Entries from a dataset:
+++++
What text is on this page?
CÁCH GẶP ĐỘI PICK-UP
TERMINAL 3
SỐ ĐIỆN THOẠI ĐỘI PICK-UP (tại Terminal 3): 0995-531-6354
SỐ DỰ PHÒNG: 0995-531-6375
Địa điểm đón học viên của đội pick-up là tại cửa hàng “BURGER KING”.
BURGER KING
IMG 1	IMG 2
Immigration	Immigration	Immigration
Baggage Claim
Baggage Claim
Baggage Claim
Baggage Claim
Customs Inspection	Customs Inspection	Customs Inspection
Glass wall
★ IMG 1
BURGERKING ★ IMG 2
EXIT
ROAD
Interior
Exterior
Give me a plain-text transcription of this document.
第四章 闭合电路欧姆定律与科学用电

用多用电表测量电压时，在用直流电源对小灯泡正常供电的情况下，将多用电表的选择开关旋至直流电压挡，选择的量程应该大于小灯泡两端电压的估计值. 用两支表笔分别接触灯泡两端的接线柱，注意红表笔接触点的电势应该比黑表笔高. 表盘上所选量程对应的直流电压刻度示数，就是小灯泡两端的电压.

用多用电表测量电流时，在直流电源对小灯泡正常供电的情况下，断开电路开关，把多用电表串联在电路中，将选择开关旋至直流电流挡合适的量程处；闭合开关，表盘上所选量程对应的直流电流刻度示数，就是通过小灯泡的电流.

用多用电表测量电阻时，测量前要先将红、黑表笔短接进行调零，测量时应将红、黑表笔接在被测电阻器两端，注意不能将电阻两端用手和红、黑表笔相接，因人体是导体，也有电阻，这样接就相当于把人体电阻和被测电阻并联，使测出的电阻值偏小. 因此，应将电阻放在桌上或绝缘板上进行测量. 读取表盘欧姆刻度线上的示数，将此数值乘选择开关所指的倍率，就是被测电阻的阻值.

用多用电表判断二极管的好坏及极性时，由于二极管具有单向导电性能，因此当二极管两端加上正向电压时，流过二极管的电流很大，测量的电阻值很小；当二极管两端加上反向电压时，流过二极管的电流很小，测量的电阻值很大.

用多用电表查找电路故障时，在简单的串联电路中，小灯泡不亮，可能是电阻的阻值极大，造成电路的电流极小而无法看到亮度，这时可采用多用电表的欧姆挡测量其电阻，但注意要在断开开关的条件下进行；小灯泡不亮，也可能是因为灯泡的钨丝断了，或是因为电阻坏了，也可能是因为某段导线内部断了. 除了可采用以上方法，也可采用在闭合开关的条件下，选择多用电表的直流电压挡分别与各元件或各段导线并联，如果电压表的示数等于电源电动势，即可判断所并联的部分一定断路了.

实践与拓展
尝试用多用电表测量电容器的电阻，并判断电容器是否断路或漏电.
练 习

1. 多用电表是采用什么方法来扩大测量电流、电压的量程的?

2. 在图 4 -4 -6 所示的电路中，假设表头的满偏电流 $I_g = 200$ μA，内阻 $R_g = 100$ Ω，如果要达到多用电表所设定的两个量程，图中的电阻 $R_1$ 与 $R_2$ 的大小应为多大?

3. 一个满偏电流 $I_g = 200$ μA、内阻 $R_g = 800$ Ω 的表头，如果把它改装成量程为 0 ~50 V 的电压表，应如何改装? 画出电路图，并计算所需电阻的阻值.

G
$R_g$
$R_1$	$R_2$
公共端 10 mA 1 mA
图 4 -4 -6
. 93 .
+++++
> [TASK]
Extract all of the data above without altering anything.

> [RESULT OF THIS EXERCISE]
What text is on this page?
CÁCH GẶP ĐỘI PICK-UP
TERMINAL 3
SỐ ĐIỆN THOẠI ĐỘI PICK-UP (tại Terminal 3): 0995-531-6354
SỐ DỰ PHÒNG: 0995-531-6375
Địa điểm đón học viên của đội pick-up là tại cửa hàng “BURGER KING”.
BURGER KING
IMG 1	IMG 2
Immigration	Immigration	Immigration
Baggage Claim
Baggage Claim
Baggage Claim
Baggage Claim
Customs Inspection	Customs Inspection	Customs Inspection
Glass wall
★ IMG 1
BURGERKING ★ IMG 2
EXIT
ROAD
Interior
Exterior
Give me a plain-text transcription of this document.
第四章 闭合电路欧姆定律与科学用电

用多用电表测量电压时，在用直流电源对小灯泡正常供电的情况下，将多用电表的选择开关旋至直流电压挡，选择的量程应该大于小灯泡两端电压的估计值. 用两支表笔分别接触灯泡两端的接线柱，注意红表笔接触点的电势应该比黑表笔高. 表盘上所选量程对应的直流电压刻度示数，就是小灯泡两端的电压.

用多用电表测量电流时，在直流电源对小灯泡正常供电的情况下，断开电路开关，把多用电表串联在电路中，将选择开关旋至直流电流挡合适的量程处；闭合开关，表盘上所选量程对应的直流电流刻度示数，就是通过小灯泡的电流.

用多用电表测量电阻时，测量前要先将红、黑表笔短接进行调零，测量时应将红、黑表笔接在被测电阻器两端，注意不能将电阻两端用手和红、黑表笔相接，因人体是导体，也有电阻，这样接就相当于把人体电阻和被测电阻并联，使测出的电阻值偏小. 因此，应将电阻放在桌上或绝缘板上进行测量. 读取表盘欧姆刻度线上的示数，将此数值乘选择开关所指的倍率，就是被测电阻的阻值.

用多用电表判断二极管的好坏及极性时，由于二极管具有单向导电性能，因此当二极管两端加上正向电压时，流过二极管的电流很大，测量的电阻值很小；当二极管两端加上反向电压时，流过二极管的电流很小，测量的电阻值很大.

用多用电表查找电路故障时，在简单的串联电路中，小灯泡不亮，可能是电阻的阻值极大，造成电路的电流极小而无法看到亮度，这时可采用多用电表的欧姆挡测量其电阻，但注意要在断开开关的条件下进行；小灯泡不亮，也可能是因为灯泡的钨丝断了，或是因为电阻坏了，也可能是因为某段导线内部断了. 除了可采用以上方法，也可采用在闭合开关的条件下，选择多用电表的直流电压挡分别与各元件或各段导线并联，如果电压表的示数等于电源电动势，即可判断所并联的部分一定断路了.

实践与拓展
尝试用多用电表测量电容器的电阻，并判断电容器是否断路或漏电.
练 习

1. 多用电表是采用什么方法来扩大测量电流、电压的量程的?

2. 在图 4 -4 -6 所示的电路中，假设表头的满偏电流 $I_g = 200$ μA，内阻 $R_g = 100$ Ω，如果要达到多用电表所设定的两个量程，图中的电阻 $R_1$ 与 $R_2$ 的大小应为多大?

3. 一个满偏电流 $I_g = 200$ μA、内阻 $R_g = 800$ Ω 的表头，如果把它改装成量程为 0 ~50 V 的电压表，应如何改装? 画出电路图，并计算所需电阻的阻值.

G
$R_g$
$R_1$	$R_2$
公共端 10 mA 1 mA
图 4 -4 -6
. 93 .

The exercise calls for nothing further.